__Exercise brief__.
Return the full listing below, unchanged.

__Source data__.
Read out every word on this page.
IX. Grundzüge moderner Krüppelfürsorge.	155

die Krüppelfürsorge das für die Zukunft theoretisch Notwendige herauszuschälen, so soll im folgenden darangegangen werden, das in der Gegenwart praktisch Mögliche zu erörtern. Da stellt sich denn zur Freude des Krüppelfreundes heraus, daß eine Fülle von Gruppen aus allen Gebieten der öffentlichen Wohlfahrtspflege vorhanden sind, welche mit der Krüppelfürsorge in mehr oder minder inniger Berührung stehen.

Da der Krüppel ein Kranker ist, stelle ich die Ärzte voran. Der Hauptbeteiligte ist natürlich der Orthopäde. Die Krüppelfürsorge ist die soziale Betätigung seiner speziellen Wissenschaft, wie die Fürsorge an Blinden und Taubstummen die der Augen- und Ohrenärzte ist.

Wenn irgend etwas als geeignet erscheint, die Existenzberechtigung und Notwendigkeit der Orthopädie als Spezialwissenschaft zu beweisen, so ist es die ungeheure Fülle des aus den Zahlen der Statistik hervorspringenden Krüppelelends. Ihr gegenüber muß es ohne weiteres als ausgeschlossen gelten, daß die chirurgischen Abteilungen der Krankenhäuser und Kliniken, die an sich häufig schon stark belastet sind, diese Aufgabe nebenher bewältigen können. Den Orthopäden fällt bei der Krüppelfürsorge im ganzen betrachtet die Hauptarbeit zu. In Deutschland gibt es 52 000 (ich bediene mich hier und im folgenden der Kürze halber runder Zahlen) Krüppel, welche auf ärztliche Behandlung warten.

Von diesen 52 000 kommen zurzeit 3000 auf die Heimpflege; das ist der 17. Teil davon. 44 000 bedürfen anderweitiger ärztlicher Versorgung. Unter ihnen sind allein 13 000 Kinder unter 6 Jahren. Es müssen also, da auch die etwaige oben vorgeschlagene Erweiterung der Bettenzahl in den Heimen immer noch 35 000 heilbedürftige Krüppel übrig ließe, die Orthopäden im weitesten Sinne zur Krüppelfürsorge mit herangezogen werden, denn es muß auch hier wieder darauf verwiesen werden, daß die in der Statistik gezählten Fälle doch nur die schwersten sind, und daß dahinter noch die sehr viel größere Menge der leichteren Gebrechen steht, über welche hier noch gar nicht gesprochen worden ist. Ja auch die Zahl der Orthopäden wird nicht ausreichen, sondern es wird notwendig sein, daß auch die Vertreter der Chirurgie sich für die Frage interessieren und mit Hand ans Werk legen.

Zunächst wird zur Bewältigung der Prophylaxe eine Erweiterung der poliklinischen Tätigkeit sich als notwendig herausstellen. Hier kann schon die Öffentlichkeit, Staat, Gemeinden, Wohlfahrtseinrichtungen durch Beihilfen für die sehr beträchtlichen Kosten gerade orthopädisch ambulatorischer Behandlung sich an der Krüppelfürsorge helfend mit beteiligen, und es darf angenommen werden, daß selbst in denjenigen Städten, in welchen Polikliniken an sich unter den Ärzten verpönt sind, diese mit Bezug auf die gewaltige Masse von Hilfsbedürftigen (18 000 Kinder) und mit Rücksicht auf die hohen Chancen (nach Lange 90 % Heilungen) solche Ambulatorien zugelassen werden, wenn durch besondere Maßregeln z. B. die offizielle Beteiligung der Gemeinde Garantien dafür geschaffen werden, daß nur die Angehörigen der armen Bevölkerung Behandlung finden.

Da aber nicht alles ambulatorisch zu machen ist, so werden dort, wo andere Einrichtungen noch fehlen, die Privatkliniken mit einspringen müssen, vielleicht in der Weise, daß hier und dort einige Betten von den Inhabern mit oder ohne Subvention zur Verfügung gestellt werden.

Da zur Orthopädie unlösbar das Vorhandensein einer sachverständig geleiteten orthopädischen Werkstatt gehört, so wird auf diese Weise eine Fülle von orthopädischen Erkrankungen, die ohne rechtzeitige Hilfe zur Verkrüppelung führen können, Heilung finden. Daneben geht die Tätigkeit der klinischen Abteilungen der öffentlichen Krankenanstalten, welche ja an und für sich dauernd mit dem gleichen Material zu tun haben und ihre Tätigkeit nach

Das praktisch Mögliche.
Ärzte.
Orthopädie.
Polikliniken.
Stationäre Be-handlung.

__Solution below__.
Read out every word on this page.
IX. Grundzüge moderner Krüppelfürsorge.	155

die Krüppelfürsorge das für die Zukunft theoretisch Notwendige herauszuschälen, so soll im folgenden darangegangen werden, das in der Gegenwart praktisch Mögliche zu erörtern. Da stellt sich denn zur Freude des Krüppelfreundes heraus, daß eine Fülle von Gruppen aus allen Gebieten der öffentlichen Wohlfahrtspflege vorhanden sind, welche mit der Krüppelfürsorge in mehr oder minder inniger Berührung stehen.

Da der Krüppel ein Kranker ist, stelle ich die Ärzte voran. Der Hauptbeteiligte ist natürlich der Orthopäde. Die Krüppelfürsorge ist die soziale Betätigung seiner speziellen Wissenschaft, wie die Fürsorge an Blinden und Taubstummen die der Augen- und Ohrenärzte ist.

Wenn irgend etwas als geeignet erscheint, die Existenzberechtigung und Notwendigkeit der Orthopädie als Spezialwissenschaft zu beweisen, so ist es die ungeheure Fülle des aus den Zahlen der Statistik hervorspringenden Krüppelelends. Ihr gegenüber muß es ohne weiteres als ausgeschlossen gelten, daß die chirurgischen Abteilungen der Krankenhäuser und Kliniken, die an sich häufig schon stark belastet sind, diese Aufgabe nebenher bewältigen können. Den Orthopäden fällt bei der Krüppelfürsorge im ganzen betrachtet die Hauptarbeit zu. In Deutschland gibt es 52 000 (ich bediene mich hier und im folgenden der Kürze halber runder Zahlen) Krüppel, welche auf ärztliche Behandlung warten.

Von diesen 52 000 kommen zurzeit 3000 auf die Heimpflege; das ist der 17. Teil davon. 44 000 bedürfen anderweitiger ärztlicher Versorgung. Unter ihnen sind allein 13 000 Kinder unter 6 Jahren. Es müssen also, da auch die etwaige oben vorgeschlagene Erweiterung der Bettenzahl in den Heimen immer noch 35 000 heilbedürftige Krüppel übrig ließe, die Orthopäden im weitesten Sinne zur Krüppelfürsorge mit herangezogen werden, denn es muß auch hier wieder darauf verwiesen werden, daß die in der Statistik gezählten Fälle doch nur die schwersten sind, und daß dahinter noch die sehr viel größere Menge der leichteren Gebrechen steht, über welche hier noch gar nicht gesprochen worden ist. Ja auch die Zahl der Orthopäden wird nicht ausreichen, sondern es wird notwendig sein, daß auch die Vertreter der Chirurgie sich für die Frage interessieren und mit Hand ans Werk legen.

Zunächst wird zur Bewältigung der Prophylaxe eine Erweiterung der poliklinischen Tätigkeit sich als notwendig herausstellen. Hier kann schon die Öffentlichkeit, Staat, Gemeinden, Wohlfahrtseinrichtungen durch Beihilfen für die sehr beträchtlichen Kosten gerade orthopädisch ambulatorischer Behandlung sich an der Krüppelfürsorge helfend mit beteiligen, und es darf angenommen werden, daß selbst in denjenigen Städten, in welchen Polikliniken an sich unter den Ärzten verpönt sind, diese mit Bezug auf die gewaltige Masse von Hilfsbedürftigen (18 000 Kinder) und mit Rücksicht auf die hohen Chancen (nach Lange 90 % Heilungen) solche Ambulatorien zugelassen werden, wenn durch besondere Maßregeln z. B. die offizielle Beteiligung der Gemeinde Garantien dafür geschaffen werden, daß nur die Angehörigen der armen Bevölkerung Behandlung finden.

Da aber nicht alles ambulatorisch zu machen ist, so werden dort, wo andere Einrichtungen noch fehlen, die Privatkliniken mit einspringen müssen, vielleicht in der Weise, daß hier und dort einige Betten von den Inhabern mit oder ohne Subvention zur Verfügung gestellt werden.

Da zur Orthopädie unlösbar das Vorhandensein einer sachverständig geleiteten orthopädischen Werkstatt gehört, so wird auf diese Weise eine Fülle von orthopädischen Erkrankungen, die ohne rechtzeitige Hilfe zur Verkrüppelung führen können, Heilung finden. Daneben geht die Tätigkeit der klinischen Abteilungen der öffentlichen Krankenanstalten, welche ja an und für sich dauernd mit dem gleichen Material zu tun haben und ihre Tätigkeit nach

Das praktisch Mögliche.
Ärzte.
Orthopädie.
Polikliniken.
Stationäre Be-handlung.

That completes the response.